## Exercise aim
Read the lines below. Copy out any that hold the string "configuration".

┌──

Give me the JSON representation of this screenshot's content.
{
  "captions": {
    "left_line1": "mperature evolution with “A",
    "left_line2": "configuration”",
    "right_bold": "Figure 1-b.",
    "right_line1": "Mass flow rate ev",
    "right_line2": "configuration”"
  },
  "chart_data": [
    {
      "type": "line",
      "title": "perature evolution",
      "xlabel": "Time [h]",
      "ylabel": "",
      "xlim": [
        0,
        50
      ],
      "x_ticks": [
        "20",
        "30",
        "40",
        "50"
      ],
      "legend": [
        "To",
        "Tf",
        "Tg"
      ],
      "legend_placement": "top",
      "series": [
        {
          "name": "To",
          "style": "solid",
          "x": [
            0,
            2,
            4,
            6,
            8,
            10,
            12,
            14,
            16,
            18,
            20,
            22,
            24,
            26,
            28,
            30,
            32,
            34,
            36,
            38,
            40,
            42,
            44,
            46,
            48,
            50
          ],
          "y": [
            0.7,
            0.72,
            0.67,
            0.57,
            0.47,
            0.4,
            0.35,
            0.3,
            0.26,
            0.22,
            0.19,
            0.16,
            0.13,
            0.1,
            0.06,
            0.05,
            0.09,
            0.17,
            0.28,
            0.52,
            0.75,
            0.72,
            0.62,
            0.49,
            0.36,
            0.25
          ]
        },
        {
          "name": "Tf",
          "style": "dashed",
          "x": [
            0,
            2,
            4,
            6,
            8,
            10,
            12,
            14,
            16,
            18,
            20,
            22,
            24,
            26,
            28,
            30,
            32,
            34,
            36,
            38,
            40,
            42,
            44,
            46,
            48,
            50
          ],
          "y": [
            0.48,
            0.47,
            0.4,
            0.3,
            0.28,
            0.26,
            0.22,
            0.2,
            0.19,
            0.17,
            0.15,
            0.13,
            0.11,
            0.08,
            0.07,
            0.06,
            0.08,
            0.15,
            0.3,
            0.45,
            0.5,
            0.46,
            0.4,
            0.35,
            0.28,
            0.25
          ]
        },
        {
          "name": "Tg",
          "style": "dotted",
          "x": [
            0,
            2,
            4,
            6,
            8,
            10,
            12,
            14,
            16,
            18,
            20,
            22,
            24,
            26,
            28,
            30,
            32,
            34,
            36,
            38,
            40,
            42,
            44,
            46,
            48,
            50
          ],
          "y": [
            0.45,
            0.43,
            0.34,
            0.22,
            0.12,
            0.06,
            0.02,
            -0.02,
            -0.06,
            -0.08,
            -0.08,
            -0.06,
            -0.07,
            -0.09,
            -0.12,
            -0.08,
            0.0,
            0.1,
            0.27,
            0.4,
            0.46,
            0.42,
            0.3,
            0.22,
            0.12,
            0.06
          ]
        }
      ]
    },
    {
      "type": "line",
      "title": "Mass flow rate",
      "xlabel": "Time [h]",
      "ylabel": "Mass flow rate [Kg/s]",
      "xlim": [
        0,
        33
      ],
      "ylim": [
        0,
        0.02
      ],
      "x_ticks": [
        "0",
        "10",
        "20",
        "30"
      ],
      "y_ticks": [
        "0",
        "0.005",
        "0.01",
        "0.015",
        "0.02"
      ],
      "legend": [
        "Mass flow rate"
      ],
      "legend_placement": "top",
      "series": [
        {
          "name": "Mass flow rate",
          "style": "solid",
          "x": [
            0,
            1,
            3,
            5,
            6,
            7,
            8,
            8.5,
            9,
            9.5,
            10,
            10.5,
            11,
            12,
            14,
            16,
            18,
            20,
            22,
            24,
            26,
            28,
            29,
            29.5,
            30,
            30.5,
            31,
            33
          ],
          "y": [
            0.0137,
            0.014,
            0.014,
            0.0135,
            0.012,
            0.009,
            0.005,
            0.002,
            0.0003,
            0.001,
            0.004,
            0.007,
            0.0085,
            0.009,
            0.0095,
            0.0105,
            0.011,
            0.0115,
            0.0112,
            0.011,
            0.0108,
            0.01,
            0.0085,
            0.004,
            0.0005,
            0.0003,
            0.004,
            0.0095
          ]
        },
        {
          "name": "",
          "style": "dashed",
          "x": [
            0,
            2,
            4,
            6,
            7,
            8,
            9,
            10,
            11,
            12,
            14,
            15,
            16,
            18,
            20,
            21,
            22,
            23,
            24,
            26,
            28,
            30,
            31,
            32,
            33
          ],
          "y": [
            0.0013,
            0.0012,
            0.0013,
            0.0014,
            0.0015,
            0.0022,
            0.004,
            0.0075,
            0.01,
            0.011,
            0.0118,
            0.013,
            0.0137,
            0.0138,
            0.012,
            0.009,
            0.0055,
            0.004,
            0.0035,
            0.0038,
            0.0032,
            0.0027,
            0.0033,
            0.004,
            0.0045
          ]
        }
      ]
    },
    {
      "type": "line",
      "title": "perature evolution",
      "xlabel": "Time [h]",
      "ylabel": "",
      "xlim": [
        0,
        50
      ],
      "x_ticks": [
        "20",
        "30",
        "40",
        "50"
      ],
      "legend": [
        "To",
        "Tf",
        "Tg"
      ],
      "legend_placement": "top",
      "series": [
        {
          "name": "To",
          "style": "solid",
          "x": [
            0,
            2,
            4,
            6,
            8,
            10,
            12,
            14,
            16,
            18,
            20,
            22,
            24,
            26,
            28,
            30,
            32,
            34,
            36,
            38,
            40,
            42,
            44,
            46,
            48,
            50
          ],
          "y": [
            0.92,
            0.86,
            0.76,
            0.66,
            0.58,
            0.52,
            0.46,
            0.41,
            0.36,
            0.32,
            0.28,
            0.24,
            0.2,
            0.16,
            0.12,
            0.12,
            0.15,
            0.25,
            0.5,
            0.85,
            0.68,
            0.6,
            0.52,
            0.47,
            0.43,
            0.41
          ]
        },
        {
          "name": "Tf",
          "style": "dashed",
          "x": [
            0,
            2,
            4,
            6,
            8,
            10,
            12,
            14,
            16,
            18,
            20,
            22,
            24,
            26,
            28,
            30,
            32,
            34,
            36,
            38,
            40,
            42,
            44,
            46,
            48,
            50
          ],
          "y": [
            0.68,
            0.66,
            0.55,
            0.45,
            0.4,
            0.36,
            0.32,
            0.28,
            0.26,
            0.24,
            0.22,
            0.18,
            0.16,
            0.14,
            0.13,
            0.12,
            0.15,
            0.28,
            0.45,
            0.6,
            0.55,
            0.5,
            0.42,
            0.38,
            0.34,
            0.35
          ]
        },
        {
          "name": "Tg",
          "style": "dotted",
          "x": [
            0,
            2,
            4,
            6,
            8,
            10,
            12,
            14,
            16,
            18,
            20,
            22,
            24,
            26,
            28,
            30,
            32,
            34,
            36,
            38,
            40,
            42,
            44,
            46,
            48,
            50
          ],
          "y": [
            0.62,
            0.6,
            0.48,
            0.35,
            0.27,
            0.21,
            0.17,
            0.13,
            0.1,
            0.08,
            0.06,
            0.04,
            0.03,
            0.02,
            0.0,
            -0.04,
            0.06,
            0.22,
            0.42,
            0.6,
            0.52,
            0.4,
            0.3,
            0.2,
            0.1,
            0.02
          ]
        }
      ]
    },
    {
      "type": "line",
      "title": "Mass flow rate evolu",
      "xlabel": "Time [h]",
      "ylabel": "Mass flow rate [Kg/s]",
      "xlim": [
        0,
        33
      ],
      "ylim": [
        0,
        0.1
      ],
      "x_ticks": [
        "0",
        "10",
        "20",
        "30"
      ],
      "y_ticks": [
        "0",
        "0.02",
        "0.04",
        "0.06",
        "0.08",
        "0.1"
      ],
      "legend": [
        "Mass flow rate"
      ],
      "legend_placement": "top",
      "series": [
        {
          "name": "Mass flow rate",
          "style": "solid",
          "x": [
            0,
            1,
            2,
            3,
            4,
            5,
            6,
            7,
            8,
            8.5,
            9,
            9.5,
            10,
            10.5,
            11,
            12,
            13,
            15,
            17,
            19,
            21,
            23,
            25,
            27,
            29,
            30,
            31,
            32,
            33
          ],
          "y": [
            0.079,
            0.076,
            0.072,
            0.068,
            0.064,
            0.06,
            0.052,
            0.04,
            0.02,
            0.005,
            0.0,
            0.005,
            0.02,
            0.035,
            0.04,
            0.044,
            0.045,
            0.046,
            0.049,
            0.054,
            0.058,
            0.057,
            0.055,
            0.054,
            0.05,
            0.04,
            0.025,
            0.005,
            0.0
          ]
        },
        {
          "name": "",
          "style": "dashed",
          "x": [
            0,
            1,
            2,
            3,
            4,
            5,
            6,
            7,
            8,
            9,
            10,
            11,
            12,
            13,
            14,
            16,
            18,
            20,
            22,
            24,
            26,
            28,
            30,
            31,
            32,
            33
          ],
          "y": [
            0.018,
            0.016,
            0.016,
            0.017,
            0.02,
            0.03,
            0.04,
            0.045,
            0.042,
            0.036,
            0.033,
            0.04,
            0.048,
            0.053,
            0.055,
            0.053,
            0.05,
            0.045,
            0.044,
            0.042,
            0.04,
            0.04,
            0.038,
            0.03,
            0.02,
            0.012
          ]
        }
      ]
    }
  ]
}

└──

## The completed task
    "left_line2": "configuration”",
    "right_line2": "configuration”"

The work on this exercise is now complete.